**Your task**
Below are records; work out how many of their lines hold the string "today" and give that number alone.

**Stored rows**
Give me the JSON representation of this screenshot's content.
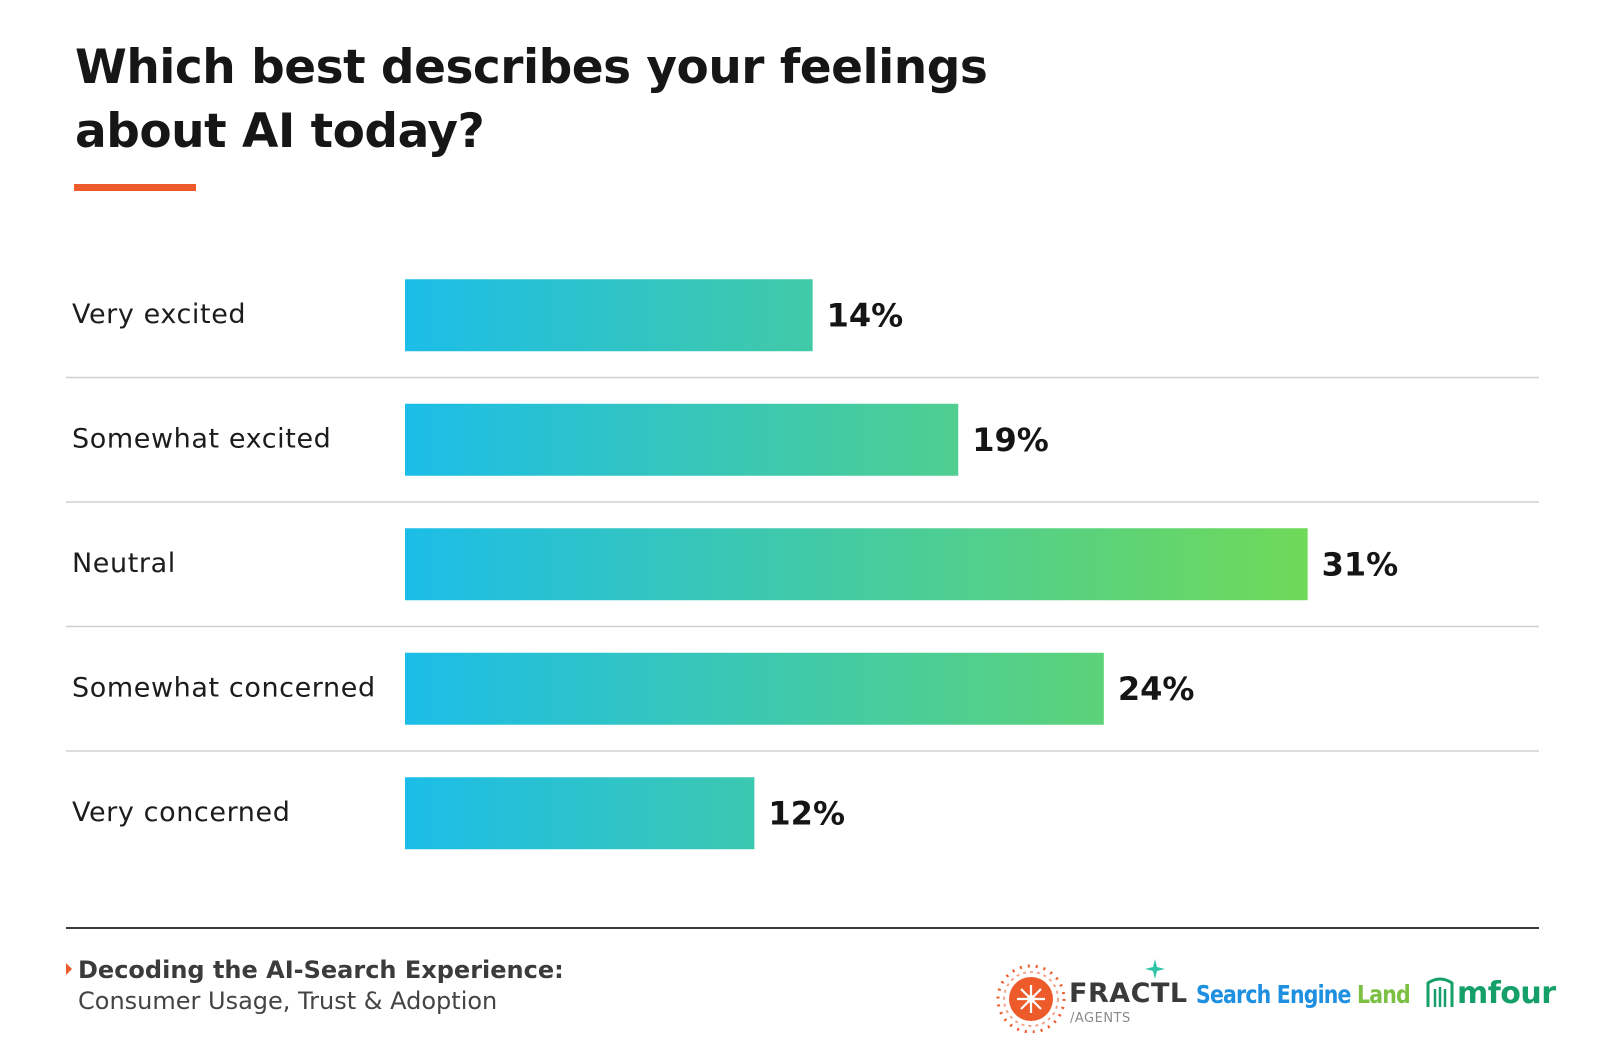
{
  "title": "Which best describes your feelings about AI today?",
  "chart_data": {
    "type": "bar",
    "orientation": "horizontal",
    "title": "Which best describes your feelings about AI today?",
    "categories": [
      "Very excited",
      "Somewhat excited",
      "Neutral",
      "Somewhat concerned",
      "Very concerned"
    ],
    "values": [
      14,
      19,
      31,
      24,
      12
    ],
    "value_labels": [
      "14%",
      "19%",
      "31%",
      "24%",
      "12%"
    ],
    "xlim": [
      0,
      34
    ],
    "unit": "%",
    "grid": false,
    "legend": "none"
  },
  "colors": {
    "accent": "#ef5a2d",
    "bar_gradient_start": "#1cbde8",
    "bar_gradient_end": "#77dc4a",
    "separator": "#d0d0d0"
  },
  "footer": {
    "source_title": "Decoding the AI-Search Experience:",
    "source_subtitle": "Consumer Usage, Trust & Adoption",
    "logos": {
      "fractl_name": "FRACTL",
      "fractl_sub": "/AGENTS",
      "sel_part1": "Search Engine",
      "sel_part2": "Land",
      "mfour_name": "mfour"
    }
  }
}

**Exercise response**
2